### Stored items
■ ■ ■ ■

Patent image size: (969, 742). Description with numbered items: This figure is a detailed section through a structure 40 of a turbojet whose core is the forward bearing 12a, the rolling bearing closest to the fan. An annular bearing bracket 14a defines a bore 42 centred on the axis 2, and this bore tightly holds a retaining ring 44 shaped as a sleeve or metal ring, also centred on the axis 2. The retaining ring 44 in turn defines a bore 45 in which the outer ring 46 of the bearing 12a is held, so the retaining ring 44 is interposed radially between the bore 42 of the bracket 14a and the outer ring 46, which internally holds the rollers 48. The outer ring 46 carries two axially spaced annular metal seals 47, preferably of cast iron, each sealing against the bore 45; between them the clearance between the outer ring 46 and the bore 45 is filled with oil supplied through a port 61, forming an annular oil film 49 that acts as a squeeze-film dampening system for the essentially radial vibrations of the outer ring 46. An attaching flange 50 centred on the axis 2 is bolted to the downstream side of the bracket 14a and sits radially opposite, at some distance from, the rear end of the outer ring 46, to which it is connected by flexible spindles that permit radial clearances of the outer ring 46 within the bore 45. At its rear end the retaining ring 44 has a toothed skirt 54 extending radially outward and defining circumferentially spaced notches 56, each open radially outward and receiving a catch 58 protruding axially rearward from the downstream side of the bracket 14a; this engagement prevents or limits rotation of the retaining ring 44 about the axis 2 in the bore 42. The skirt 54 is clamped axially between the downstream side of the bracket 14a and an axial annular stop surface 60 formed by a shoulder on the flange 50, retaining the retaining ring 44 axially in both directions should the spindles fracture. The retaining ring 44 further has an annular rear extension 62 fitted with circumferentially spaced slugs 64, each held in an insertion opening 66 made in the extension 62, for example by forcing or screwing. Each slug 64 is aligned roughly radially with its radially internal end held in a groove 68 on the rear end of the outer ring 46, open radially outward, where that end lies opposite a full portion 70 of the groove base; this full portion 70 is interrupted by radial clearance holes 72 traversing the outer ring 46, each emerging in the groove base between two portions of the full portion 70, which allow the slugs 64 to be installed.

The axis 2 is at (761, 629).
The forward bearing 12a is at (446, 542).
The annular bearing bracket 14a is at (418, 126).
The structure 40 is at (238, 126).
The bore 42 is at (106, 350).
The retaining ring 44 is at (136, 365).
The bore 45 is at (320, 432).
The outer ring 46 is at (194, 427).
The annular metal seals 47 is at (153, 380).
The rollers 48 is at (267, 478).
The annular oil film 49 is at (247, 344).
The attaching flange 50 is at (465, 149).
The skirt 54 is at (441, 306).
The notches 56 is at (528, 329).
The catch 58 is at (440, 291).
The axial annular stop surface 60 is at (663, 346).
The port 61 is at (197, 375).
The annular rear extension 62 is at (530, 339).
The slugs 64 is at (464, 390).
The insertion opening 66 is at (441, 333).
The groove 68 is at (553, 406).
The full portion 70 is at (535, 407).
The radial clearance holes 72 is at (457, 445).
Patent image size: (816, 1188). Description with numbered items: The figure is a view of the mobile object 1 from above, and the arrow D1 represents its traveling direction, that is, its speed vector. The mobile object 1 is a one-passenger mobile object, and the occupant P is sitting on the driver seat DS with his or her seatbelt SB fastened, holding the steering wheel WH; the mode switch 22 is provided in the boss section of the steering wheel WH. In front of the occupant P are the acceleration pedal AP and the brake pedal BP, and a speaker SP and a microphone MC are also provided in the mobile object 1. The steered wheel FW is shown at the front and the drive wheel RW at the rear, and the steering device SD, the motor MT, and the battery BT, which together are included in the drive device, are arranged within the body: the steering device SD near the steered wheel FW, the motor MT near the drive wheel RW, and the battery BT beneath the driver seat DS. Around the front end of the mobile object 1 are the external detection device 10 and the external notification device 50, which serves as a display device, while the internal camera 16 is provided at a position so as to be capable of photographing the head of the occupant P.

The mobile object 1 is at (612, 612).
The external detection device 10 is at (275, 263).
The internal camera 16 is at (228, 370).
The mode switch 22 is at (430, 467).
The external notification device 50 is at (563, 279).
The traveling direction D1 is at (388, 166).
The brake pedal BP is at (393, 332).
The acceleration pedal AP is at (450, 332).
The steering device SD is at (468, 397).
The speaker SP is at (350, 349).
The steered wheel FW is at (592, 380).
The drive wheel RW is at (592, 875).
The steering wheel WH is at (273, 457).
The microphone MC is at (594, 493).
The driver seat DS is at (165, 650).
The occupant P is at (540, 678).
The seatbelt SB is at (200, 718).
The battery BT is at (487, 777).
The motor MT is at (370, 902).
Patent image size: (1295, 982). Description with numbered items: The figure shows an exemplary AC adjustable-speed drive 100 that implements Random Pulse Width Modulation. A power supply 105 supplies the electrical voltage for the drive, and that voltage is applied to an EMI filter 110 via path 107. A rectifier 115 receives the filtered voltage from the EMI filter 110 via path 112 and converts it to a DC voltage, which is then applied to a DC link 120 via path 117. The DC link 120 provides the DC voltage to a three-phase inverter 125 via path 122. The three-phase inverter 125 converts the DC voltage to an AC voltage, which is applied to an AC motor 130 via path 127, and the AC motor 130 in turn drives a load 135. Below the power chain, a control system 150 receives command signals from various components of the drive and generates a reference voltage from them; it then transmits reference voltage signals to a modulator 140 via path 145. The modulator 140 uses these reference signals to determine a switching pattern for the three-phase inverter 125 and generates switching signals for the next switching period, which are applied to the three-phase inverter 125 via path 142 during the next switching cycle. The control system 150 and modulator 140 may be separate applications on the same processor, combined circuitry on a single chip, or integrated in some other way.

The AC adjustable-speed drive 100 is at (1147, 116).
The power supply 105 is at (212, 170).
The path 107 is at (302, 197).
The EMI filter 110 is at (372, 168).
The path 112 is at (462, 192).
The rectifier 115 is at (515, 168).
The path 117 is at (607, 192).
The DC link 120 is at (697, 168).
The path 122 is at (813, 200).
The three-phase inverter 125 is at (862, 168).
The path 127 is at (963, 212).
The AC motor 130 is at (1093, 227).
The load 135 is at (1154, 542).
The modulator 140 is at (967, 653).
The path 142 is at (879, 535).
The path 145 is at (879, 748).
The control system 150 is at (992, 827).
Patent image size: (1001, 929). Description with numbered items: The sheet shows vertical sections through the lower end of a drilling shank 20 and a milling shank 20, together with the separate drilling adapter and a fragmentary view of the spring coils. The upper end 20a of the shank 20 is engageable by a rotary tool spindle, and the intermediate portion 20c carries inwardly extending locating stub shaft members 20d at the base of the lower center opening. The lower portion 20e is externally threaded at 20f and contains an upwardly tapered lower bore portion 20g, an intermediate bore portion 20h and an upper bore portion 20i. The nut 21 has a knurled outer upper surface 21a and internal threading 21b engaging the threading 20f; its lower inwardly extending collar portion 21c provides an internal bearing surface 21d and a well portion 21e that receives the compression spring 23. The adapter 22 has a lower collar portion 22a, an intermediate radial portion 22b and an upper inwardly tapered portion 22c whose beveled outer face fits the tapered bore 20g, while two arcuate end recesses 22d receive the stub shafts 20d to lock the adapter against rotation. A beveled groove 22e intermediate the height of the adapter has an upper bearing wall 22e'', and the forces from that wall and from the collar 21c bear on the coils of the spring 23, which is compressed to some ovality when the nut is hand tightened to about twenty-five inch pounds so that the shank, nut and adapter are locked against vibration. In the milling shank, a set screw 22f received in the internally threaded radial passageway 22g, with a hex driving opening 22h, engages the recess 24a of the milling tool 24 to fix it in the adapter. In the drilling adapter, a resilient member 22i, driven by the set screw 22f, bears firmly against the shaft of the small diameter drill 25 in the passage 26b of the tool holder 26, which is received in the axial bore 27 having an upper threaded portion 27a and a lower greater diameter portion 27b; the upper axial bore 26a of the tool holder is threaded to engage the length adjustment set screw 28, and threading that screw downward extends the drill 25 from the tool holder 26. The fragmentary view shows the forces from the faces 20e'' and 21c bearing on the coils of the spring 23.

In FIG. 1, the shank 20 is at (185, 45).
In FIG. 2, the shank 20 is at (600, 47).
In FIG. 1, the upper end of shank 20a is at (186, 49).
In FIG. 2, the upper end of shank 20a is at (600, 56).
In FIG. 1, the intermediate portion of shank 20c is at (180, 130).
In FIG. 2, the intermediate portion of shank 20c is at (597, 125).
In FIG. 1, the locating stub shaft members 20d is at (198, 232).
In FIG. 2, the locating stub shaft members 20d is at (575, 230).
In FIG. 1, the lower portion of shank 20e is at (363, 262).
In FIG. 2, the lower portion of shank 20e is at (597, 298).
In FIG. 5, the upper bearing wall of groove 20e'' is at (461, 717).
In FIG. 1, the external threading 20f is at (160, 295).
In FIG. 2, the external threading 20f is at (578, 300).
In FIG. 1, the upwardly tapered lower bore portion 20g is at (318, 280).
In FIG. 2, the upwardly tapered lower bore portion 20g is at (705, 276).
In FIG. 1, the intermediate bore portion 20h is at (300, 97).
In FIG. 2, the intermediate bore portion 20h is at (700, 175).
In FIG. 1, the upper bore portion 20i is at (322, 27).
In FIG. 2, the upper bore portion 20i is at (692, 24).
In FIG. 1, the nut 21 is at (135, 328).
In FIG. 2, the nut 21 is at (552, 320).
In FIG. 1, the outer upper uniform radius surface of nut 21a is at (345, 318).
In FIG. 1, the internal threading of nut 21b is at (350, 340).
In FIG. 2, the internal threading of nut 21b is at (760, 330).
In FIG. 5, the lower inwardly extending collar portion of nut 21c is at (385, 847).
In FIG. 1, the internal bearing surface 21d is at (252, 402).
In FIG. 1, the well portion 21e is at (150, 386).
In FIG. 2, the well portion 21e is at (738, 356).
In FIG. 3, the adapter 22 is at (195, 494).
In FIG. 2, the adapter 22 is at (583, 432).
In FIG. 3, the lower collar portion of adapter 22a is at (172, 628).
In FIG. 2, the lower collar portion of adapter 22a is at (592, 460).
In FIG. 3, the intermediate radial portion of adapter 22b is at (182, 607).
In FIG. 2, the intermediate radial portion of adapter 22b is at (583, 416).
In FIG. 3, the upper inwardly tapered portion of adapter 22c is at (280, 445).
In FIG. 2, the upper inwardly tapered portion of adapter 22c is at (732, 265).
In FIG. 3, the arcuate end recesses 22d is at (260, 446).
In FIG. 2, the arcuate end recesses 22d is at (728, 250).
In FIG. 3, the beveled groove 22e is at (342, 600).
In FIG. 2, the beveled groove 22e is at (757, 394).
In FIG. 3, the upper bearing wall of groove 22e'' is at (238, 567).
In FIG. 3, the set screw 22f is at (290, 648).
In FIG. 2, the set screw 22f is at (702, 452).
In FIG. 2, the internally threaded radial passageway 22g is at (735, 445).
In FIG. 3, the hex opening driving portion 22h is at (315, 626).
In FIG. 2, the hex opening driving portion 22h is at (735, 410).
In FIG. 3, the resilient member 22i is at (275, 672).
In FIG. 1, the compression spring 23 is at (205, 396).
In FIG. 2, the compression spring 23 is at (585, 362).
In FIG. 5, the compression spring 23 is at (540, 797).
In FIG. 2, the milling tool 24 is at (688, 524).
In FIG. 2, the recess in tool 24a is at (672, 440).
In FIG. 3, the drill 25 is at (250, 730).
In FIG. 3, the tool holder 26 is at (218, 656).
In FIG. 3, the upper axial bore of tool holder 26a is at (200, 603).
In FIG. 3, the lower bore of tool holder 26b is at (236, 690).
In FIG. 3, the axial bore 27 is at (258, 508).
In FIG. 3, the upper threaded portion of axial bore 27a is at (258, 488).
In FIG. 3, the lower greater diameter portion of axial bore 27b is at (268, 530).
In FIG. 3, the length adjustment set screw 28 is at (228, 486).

■ ■ ■ ■

### AIM
Reproduce the lines of the records above word for word, from the line with "Patent image size: (816, 1188)." to the line with "The internal camera 16 is at (228, 370).", including both of those lines.

### WRITTEN ANSWER
Patent image size: (816, 1188). Description with numbered items: The figure is a view of the mobile object 1 from above, and the arrow D1 represents its traveling direction, that is, its speed vector. The mobile object 1 is a one-passenger mobile object, and the occupant P is sitting on the driver seat DS with his or her seatbelt SB fastened, holding the steering wheel WH; the mode switch 22 is provided in the boss section of the steering wheel WH. In front of the occupant P are the acceleration pedal AP and the brake pedal BP, and a speaker SP and a microphone MC are also provided in the mobile object 1. The steered wheel FW is shown at the front and the drive wheel RW at the rear, and the steering device SD, the motor MT, and the battery BT, which together are included in the drive device, are arranged within the body: the steering device SD near the steered wheel FW, the motor MT near the drive wheel RW, and the battery BT beneath the driver seat DS. Around the front end of the mobile object 1 are the external detection device 10 and the external notification device 50, which serves as a display device, while the internal camera 16 is provided at a position so as to be capable of photographing the head of the occupant P.

The mobile object 1 is at (612, 612).
The external detection device 10 is at (275, 263).
The internal camera 16 is at (228, 370).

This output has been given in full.